* [AIM] Provide only the number of lines in the data below that contain the word "работ".

Data extracted from a collection
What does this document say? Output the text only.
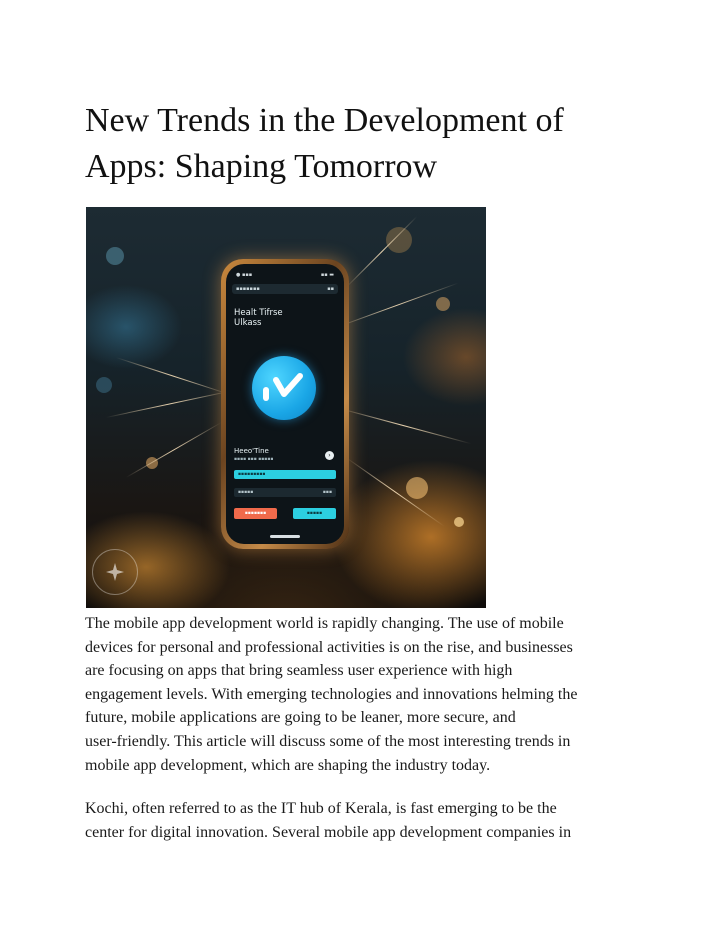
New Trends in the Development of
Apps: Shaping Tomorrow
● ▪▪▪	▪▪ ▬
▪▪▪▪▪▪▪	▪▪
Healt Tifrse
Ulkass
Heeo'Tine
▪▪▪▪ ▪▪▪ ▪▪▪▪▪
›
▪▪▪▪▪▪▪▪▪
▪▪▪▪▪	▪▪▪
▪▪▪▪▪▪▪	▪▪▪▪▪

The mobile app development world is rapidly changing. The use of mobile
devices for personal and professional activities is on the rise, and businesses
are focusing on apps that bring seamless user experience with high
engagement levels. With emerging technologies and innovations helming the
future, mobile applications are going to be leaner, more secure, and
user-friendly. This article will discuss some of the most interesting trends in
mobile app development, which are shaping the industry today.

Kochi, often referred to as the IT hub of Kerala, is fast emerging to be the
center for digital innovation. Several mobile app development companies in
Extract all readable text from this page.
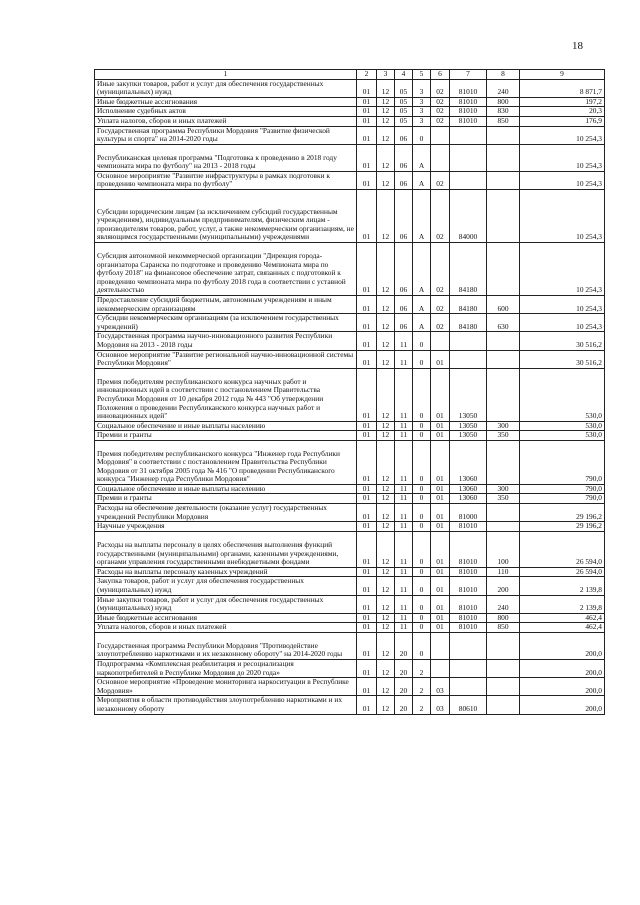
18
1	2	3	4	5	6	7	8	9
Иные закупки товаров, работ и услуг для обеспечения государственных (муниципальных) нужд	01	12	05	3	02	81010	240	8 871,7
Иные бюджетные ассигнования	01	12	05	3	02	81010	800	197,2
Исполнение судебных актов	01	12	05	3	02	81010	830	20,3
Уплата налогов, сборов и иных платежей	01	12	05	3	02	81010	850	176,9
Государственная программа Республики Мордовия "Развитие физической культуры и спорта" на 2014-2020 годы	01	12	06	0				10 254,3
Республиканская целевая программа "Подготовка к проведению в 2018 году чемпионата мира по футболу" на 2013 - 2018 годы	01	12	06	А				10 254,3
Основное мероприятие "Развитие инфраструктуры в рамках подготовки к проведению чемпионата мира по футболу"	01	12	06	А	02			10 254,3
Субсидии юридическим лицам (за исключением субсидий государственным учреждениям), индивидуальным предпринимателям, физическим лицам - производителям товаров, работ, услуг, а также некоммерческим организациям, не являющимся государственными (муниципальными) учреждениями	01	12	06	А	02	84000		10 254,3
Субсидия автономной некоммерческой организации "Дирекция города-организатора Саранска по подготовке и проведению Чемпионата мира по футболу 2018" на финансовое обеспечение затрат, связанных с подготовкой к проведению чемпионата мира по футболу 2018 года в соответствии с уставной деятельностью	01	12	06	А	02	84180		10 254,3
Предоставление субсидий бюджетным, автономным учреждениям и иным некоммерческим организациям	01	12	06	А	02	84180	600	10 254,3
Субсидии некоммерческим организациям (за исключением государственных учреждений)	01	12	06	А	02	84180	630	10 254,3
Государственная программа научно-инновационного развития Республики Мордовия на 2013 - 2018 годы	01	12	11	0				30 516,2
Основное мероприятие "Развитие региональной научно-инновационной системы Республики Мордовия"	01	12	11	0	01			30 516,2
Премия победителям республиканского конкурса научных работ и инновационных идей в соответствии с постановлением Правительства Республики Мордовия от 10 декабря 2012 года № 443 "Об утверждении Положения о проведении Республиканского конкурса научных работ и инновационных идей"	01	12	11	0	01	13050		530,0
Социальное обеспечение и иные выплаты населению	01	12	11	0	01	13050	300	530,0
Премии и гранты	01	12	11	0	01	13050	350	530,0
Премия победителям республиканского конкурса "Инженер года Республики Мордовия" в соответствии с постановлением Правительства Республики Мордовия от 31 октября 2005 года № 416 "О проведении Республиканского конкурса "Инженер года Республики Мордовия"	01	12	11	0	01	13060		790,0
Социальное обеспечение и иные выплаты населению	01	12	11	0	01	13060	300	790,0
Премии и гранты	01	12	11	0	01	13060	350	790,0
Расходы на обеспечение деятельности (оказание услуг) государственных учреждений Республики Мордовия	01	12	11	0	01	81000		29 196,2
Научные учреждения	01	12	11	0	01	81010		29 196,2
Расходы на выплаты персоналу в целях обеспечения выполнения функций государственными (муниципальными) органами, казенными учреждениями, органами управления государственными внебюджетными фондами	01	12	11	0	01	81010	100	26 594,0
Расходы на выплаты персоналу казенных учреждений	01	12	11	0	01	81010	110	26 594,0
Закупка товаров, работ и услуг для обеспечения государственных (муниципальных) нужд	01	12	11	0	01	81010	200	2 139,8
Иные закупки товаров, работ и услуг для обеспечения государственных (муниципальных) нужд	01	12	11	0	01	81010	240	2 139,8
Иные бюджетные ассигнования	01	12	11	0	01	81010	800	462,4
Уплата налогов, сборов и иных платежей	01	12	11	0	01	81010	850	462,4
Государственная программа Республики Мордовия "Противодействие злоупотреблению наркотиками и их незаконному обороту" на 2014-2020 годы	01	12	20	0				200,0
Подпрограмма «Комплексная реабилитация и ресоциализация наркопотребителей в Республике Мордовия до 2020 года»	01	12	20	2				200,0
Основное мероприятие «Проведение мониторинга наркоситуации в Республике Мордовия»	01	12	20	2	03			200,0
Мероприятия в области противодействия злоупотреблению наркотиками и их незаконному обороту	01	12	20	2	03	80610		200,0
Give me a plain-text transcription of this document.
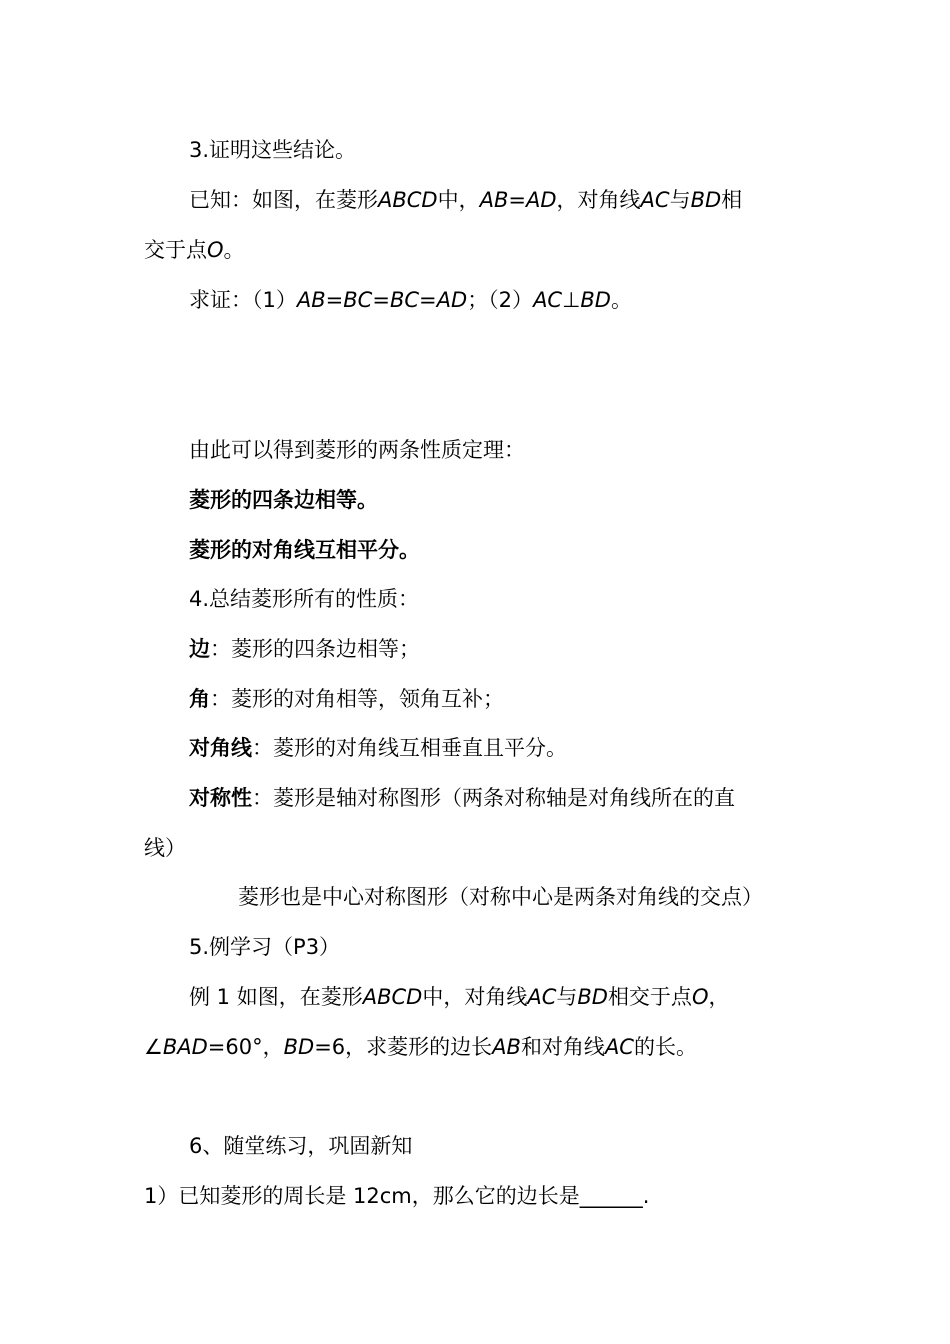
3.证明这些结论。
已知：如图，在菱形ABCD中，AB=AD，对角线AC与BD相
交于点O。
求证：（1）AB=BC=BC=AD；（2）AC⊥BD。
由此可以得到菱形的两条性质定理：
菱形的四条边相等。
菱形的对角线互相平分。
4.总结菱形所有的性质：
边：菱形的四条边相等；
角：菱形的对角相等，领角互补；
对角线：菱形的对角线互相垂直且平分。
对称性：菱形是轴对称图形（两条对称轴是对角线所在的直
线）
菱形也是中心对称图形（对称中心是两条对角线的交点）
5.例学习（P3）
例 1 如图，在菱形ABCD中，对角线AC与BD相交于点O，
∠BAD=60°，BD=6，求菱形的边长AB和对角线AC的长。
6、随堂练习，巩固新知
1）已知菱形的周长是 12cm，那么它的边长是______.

* [RESPONSE FOR THIS EXERCISE] 5